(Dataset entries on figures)
____

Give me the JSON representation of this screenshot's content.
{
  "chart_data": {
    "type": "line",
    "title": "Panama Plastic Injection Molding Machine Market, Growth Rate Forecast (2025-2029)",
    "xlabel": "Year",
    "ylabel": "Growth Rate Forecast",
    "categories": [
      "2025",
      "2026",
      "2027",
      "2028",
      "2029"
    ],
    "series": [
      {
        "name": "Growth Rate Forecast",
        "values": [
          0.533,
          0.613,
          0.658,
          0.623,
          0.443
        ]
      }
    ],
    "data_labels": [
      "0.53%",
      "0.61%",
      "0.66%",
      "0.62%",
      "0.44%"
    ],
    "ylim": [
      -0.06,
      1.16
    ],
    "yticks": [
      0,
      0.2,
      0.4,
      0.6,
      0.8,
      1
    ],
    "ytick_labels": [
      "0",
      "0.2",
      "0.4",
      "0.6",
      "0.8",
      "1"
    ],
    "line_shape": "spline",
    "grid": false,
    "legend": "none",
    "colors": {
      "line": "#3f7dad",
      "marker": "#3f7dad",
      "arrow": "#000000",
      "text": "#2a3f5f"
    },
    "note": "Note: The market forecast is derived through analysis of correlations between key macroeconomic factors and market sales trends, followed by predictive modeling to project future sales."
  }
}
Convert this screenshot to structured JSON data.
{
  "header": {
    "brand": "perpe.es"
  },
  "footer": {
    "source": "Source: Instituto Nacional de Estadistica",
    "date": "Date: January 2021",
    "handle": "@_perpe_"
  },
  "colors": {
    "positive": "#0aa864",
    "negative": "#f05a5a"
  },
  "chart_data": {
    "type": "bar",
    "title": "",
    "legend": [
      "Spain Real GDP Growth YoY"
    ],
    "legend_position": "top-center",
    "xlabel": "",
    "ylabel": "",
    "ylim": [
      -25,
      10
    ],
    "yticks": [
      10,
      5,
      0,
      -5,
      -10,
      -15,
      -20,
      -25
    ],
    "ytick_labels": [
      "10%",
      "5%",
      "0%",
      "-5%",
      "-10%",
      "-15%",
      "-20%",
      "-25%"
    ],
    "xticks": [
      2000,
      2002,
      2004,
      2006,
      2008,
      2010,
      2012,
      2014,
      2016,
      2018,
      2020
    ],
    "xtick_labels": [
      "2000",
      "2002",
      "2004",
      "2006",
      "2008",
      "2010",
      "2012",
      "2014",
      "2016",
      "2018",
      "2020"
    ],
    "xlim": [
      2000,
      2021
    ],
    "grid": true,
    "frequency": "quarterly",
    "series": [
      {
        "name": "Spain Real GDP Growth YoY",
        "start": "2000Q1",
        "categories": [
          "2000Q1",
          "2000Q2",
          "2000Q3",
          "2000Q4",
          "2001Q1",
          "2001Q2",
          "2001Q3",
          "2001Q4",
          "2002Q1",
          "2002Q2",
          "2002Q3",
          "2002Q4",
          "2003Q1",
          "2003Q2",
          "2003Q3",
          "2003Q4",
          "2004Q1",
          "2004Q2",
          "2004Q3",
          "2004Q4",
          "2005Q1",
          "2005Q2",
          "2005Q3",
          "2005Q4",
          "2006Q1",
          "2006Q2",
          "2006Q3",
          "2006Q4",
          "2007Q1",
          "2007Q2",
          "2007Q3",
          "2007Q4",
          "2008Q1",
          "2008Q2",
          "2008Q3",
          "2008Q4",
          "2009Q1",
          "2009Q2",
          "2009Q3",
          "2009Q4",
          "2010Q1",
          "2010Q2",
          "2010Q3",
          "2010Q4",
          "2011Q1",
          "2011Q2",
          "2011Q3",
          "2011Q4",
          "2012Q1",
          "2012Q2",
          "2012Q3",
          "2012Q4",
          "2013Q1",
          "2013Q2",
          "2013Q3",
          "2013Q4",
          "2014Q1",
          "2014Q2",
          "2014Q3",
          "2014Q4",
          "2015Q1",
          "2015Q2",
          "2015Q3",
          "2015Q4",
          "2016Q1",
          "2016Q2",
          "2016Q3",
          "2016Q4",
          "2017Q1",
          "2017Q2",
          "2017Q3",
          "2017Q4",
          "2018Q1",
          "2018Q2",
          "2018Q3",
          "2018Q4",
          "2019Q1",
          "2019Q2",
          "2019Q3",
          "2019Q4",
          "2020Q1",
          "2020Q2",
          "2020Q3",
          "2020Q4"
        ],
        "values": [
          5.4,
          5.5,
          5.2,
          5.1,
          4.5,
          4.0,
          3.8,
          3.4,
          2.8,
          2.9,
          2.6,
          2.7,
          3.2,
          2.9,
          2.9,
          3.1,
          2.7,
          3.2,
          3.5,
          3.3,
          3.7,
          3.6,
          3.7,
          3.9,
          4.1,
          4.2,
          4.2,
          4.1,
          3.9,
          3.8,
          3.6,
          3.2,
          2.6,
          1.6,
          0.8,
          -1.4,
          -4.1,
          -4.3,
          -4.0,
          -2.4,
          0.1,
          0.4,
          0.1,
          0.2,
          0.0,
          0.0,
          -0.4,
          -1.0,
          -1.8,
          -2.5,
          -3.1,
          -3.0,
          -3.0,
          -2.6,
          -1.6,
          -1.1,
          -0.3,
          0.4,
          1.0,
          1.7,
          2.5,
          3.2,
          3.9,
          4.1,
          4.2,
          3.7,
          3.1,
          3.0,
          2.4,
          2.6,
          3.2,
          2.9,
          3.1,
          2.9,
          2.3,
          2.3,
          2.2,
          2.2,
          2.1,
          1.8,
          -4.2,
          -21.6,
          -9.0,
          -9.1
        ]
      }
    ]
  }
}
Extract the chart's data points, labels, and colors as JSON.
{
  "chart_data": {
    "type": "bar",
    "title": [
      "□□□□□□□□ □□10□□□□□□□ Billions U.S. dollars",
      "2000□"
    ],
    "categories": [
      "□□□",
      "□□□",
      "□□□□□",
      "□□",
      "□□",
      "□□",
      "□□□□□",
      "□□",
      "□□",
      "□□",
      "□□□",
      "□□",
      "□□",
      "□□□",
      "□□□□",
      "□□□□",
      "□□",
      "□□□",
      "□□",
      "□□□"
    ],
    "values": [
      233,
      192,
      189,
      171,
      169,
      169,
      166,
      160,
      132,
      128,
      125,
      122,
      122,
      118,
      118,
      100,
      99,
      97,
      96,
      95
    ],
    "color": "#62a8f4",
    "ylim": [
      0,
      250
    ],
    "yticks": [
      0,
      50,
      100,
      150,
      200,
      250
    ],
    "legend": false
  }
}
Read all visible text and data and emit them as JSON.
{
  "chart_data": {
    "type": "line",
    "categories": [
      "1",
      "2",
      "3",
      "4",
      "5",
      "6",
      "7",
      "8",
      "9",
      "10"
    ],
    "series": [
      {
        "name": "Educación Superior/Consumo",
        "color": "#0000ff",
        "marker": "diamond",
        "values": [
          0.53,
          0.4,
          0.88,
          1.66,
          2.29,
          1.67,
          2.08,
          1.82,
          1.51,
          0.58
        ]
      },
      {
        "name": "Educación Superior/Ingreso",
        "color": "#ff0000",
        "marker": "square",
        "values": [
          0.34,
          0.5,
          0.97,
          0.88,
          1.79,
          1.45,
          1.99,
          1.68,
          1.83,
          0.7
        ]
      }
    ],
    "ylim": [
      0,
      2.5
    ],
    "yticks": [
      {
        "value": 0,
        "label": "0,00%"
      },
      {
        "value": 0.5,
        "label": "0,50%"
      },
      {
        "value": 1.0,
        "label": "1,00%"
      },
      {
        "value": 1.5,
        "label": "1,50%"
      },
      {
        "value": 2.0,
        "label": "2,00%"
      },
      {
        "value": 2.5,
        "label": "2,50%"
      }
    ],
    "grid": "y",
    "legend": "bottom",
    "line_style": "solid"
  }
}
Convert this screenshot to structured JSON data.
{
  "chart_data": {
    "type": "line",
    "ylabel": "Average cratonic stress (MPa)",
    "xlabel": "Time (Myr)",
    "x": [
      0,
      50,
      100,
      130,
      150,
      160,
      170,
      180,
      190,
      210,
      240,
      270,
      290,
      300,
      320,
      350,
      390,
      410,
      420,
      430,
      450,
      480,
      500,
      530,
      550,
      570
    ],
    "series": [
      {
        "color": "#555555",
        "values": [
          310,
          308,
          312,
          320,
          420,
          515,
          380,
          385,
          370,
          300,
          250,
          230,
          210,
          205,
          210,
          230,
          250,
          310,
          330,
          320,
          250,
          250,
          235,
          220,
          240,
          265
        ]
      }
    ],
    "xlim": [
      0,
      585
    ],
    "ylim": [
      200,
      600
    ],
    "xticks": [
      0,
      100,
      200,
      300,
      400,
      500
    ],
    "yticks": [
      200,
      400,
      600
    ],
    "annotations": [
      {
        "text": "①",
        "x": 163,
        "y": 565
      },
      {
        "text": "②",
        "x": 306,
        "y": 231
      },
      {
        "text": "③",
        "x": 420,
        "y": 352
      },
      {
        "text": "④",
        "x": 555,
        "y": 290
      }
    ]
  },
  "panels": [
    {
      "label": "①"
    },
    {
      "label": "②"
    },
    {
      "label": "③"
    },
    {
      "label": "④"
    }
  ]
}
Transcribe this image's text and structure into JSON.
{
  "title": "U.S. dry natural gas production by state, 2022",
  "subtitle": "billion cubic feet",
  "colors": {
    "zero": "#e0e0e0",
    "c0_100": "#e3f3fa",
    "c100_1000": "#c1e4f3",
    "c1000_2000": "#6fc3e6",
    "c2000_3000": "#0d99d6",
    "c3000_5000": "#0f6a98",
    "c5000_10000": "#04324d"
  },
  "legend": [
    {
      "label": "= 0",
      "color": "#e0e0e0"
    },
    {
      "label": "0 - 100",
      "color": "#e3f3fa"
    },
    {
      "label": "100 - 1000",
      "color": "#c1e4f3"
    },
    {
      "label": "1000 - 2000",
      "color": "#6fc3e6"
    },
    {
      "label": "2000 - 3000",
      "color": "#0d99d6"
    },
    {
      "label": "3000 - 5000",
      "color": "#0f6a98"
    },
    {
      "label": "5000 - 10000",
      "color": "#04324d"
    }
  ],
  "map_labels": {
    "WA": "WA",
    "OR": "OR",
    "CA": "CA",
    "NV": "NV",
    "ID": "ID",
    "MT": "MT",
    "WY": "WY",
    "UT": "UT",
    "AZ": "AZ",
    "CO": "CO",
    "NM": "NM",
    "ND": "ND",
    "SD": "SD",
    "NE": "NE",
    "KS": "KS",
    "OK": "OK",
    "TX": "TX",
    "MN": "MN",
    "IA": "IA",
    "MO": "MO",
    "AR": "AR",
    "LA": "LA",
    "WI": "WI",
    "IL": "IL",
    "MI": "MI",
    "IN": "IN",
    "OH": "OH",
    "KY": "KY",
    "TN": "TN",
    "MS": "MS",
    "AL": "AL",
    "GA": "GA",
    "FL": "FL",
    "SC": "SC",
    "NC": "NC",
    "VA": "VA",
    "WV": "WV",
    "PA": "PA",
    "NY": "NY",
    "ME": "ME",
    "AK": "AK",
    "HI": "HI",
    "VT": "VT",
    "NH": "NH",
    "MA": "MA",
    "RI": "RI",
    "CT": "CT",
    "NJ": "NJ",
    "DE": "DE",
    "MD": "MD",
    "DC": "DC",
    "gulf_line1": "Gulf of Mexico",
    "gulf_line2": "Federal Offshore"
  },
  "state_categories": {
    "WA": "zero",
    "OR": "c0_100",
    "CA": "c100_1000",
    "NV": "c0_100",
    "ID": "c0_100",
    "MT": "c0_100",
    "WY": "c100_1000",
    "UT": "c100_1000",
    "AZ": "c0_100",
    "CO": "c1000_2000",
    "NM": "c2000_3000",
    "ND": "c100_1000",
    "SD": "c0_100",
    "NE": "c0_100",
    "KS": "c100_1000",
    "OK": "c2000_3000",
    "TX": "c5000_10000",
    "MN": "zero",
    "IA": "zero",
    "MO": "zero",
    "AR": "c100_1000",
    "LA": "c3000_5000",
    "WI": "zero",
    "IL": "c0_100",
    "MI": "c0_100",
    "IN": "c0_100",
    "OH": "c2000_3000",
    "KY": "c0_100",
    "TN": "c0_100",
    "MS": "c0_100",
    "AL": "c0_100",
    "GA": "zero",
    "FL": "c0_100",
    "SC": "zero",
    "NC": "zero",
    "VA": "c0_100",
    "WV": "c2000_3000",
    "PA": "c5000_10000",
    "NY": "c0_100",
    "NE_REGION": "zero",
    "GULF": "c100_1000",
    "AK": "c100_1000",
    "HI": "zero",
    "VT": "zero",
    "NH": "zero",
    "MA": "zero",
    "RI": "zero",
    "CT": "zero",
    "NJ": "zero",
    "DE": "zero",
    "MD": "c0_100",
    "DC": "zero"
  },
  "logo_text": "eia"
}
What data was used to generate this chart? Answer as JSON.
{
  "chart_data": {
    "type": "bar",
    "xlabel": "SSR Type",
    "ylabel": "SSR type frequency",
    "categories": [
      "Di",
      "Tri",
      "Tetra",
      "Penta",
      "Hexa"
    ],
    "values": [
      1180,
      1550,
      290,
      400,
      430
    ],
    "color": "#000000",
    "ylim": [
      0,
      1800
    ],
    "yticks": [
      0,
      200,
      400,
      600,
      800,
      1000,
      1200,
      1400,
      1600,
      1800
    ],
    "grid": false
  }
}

____

Find the string "ylabel" in the listing and return every line that holds it.

    "ylabel": "Growth Rate Forecast",
    "ylabel": "",
    "ylabel": "Average cratonic stress (MPa)",
    "ylabel": "SSR type frequency",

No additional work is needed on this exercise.